## [TASK MATERIAL]
=-=-=-=-=
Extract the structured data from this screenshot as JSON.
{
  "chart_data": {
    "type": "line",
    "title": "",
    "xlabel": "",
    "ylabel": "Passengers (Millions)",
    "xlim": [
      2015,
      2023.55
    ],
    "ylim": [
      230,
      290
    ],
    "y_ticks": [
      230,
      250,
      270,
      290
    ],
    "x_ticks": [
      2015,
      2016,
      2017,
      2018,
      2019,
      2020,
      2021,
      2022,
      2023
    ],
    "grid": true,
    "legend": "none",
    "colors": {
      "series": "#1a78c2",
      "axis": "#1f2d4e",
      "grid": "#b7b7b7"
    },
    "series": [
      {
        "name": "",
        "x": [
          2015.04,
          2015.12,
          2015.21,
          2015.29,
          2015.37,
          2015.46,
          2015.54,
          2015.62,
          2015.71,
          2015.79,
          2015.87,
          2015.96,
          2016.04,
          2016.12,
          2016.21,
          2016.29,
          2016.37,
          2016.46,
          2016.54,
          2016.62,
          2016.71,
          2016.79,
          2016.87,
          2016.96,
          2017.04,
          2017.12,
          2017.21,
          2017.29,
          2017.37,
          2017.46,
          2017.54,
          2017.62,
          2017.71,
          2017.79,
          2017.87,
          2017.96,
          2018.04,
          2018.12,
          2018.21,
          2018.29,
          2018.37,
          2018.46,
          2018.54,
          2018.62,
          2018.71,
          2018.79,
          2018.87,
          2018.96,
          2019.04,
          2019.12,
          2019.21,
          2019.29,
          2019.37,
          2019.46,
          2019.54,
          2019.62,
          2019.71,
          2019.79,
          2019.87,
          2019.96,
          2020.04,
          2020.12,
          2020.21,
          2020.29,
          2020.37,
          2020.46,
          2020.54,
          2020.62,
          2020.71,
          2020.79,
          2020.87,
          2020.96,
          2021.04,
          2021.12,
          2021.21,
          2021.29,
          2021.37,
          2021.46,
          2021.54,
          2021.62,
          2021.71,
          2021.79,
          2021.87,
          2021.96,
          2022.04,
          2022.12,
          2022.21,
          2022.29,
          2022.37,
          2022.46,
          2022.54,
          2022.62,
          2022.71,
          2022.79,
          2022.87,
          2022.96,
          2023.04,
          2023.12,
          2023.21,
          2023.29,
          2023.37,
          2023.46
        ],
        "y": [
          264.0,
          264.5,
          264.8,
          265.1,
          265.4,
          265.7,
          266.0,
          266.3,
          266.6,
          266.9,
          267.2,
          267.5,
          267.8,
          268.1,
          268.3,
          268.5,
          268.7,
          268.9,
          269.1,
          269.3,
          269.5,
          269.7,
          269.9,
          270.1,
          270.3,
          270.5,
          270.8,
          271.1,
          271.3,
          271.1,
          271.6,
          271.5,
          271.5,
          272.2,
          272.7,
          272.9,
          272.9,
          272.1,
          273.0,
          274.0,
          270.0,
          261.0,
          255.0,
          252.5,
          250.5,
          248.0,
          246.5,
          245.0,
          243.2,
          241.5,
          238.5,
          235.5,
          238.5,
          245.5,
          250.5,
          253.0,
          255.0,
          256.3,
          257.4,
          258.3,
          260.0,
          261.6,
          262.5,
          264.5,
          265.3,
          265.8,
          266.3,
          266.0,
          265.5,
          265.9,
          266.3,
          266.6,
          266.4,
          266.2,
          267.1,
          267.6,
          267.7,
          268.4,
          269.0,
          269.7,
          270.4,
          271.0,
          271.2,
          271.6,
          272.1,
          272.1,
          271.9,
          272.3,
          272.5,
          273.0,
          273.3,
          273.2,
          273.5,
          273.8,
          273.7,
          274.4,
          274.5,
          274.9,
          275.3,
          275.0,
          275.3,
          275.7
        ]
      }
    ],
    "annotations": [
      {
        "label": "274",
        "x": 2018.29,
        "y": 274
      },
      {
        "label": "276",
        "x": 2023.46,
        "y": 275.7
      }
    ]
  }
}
=-=-=-=-=
## [WHAT YOU ARE ASKED TO DO]
Give the entries once more, exactly as they appear.

## [RESULT OF THIS TASK]
Extract the structured data from this screenshot as JSON.
{
  "chart_data": {
    "type": "line",
    "title": "",
    "xlabel": "",
    "ylabel": "Passengers (Millions)",
    "xlim": [
      2015,
      2023.55
    ],
    "ylim": [
      230,
      290
    ],
    "y_ticks": [
      230,
      250,
      270,
      290
    ],
    "x_ticks": [
      2015,
      2016,
      2017,
      2018,
      2019,
      2020,
      2021,
      2022,
      2023
    ],
    "grid": true,
    "legend": "none",
    "colors": {
      "series": "#1a78c2",
      "axis": "#1f2d4e",
      "grid": "#b7b7b7"
    },
    "series": [
      {
        "name": "",
        "x": [
          2015.04,
          2015.12,
          2015.21,
          2015.29,
          2015.37,
          2015.46,
          2015.54,
          2015.62,
          2015.71,
          2015.79,
          2015.87,
          2015.96,
          2016.04,
          2016.12,
          2016.21,
          2016.29,
          2016.37,
          2016.46,
          2016.54,
          2016.62,
          2016.71,
          2016.79,
          2016.87,
          2016.96,
          2017.04,
          2017.12,
          2017.21,
          2017.29,
          2017.37,
          2017.46,
          2017.54,
          2017.62,
          2017.71,
          2017.79,
          2017.87,
          2017.96,
          2018.04,
          2018.12,
          2018.21,
          2018.29,
          2018.37,
          2018.46,
          2018.54,
          2018.62,
          2018.71,
          2018.79,
          2018.87,
          2018.96,
          2019.04,
          2019.12,
          2019.21,
          2019.29,
          2019.37,
          2019.46,
          2019.54,
          2019.62,
          2019.71,
          2019.79,
          2019.87,
          2019.96,
          2020.04,
          2020.12,
          2020.21,
          2020.29,
          2020.37,
          2020.46,
          2020.54,
          2020.62,
          2020.71,
          2020.79,
          2020.87,
          2020.96,
          2021.04,
          2021.12,
          2021.21,
          2021.29,
          2021.37,
          2021.46,
          2021.54,
          2021.62,
          2021.71,
          2021.79,
          2021.87,
          2021.96,
          2022.04,
          2022.12,
          2022.21,
          2022.29,
          2022.37,
          2022.46,
          2022.54,
          2022.62,
          2022.71,
          2022.79,
          2022.87,
          2022.96,
          2023.04,
          2023.12,
          2023.21,
          2023.29,
          2023.37,
          2023.46
        ],
        "y": [
          264.0,
          264.5,
          264.8,
          265.1,
          265.4,
          265.7,
          266.0,
          266.3,
          266.6,
          266.9,
          267.2,
          267.5,
          267.8,
          268.1,
          268.3,
          268.5,
          268.7,
          268.9,
          269.1,
          269.3,
          269.5,
          269.7,
          269.9,
          270.1,
          270.3,
          270.5,
          270.8,
          271.1,
          271.3,
          271.1,
          271.6,
          271.5,
          271.5,
          272.2,
          272.7,
          272.9,
          272.9,
          272.1,
          273.0,
          274.0,
          270.0,
          261.0,
          255.0,
          252.5,
          250.5,
          248.0,
          246.5,
          245.0,
          243.2,
          241.5,
          238.5,
          235.5,
          238.5,
          245.5,
          250.5,
          253.0,
          255.0,
          256.3,
          257.4,
          258.3,
          260.0,
          261.6,
          262.5,
          264.5,
          265.3,
          265.8,
          266.3,
          266.0,
          265.5,
          265.9,
          266.3,
          266.6,
          266.4,
          266.2,
          267.1,
          267.6,
          267.7,
          268.4,
          269.0,
          269.7,
          270.4,
          271.0,
          271.2,
          271.6,
          272.1,
          272.1,
          271.9,
          272.3,
          272.5,
          273.0,
          273.3,
          273.2,
          273.5,
          273.8,
          273.7,
          274.4,
          274.5,
          274.9,
          275.3,
          275.0,
          275.3,
          275.7
        ]
      }
    ],
    "annotations": [
      {
        "label": "274",
        "x": 2018.29,
        "y": 274
      },
      {
        "label": "276",
        "x": 2023.46,
        "y": 275.7
      }
    ]
  }
}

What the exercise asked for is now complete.